• ENTRIES SUPPLIED:
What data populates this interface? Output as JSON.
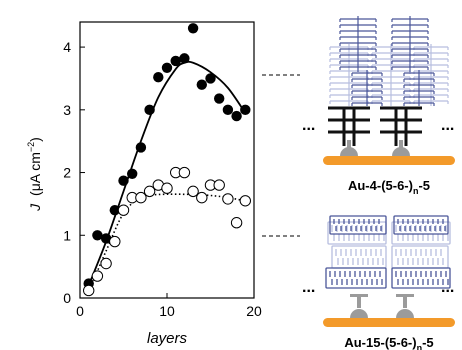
{
  "chart_data": {
    "type": "scatter",
    "xlabel": "layers",
    "ylabel_main": "J",
    "ylabel_unit_html": "(μA cm",
    "ylabel_exp": "−2",
    "ylabel_close": ")",
    "xlim": [
      0,
      20
    ],
    "ylim": [
      0,
      4.4
    ],
    "xticks": [
      "0",
      "10",
      "20"
    ],
    "yticks": [
      "0",
      "1",
      "2",
      "3",
      "4"
    ],
    "grid": false,
    "series": [
      {
        "marker": "filled-circle",
        "fit": "solid",
        "points": [
          [
            1,
            0.23
          ],
          [
            2,
            1.0
          ],
          [
            3,
            0.95
          ],
          [
            4,
            1.4
          ],
          [
            5,
            1.87
          ],
          [
            6,
            1.98
          ],
          [
            7,
            2.4
          ],
          [
            8,
            3.0
          ],
          [
            9,
            3.52
          ],
          [
            10,
            3.67
          ],
          [
            11,
            3.78
          ],
          [
            12,
            3.82
          ],
          [
            13,
            4.3
          ],
          [
            14,
            3.4
          ],
          [
            15,
            3.5
          ],
          [
            16,
            3.18
          ],
          [
            17,
            3.0
          ],
          [
            18,
            2.9
          ],
          [
            19,
            3.0
          ]
        ],
        "fit_curve": [
          [
            1,
            0.2
          ],
          [
            3,
            0.9
          ],
          [
            5,
            1.7
          ],
          [
            7,
            2.5
          ],
          [
            9,
            3.2
          ],
          [
            11,
            3.65
          ],
          [
            12,
            3.75
          ],
          [
            13,
            3.75
          ],
          [
            15,
            3.6
          ],
          [
            17,
            3.35
          ],
          [
            19,
            2.95
          ]
        ]
      },
      {
        "marker": "open-circle",
        "fit": "dotted",
        "points": [
          [
            1,
            0.12
          ],
          [
            2,
            0.35
          ],
          [
            3,
            0.55
          ],
          [
            4,
            0.9
          ],
          [
            5,
            1.4
          ],
          [
            6,
            1.6
          ],
          [
            7,
            1.6
          ],
          [
            8,
            1.7
          ],
          [
            9,
            1.8
          ],
          [
            10,
            1.75
          ],
          [
            11,
            2.0
          ],
          [
            12,
            2.0
          ],
          [
            13,
            1.7
          ],
          [
            14,
            1.6
          ],
          [
            15,
            1.8
          ],
          [
            16,
            1.8
          ],
          [
            17,
            1.58
          ],
          [
            18,
            1.2
          ],
          [
            19,
            1.55
          ]
        ],
        "fit_curve": [
          [
            1,
            0.1
          ],
          [
            3,
            0.75
          ],
          [
            5,
            1.35
          ],
          [
            7,
            1.6
          ],
          [
            9,
            1.65
          ],
          [
            13,
            1.65
          ],
          [
            16,
            1.62
          ],
          [
            19,
            1.55
          ]
        ]
      }
    ]
  },
  "legend": {
    "top_label": {
      "base": "Au-",
      "n1": "4",
      "mid": "-(5-6-)",
      "sub": "n",
      "end": "-5"
    },
    "bottom_label": {
      "base": "Au-",
      "n1": "15",
      "mid": "-(5-6-)",
      "sub": "n",
      "end": "-5"
    },
    "dots": "..."
  },
  "colors": {
    "electrode": "#f39a2a",
    "molecule_light": "#b7bedf",
    "molecule_dark": "#4a5699",
    "anchor": "#9b9b9b",
    "series_fill": "#000000"
  }
}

• GOAL OF THE EXERCISE: Go through the data above and find the lines with the word "circle". Copy each of those lines.

• EXERCISE RESULT:
        "marker": "filled-circle",
        "marker": "open-circle",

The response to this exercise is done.